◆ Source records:

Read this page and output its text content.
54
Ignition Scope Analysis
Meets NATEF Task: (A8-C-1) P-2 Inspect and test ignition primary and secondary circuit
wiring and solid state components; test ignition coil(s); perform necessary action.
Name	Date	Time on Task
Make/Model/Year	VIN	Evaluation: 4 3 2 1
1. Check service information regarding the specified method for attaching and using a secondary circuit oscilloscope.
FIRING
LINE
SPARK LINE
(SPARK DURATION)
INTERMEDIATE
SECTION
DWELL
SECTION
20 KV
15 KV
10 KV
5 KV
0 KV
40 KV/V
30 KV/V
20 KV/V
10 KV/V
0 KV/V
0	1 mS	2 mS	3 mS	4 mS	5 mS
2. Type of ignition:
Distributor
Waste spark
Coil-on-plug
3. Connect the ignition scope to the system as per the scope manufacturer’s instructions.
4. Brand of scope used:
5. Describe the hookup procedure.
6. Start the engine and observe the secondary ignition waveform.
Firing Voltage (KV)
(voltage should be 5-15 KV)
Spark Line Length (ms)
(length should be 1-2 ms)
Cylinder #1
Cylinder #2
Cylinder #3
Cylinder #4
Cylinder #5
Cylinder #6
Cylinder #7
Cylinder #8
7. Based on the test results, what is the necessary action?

◆ TASK STATEMENT:
Pick every line with "circuit" in it and copy it.

◆ SOLUTION TO THIS EXERCISE:
Meets NATEF Task: (A8-C-1) P-2 Inspect and test ignition primary and secondary circuit
1. Check service information regarding the specified method for attaching and using a secondary circuit oscilloscope.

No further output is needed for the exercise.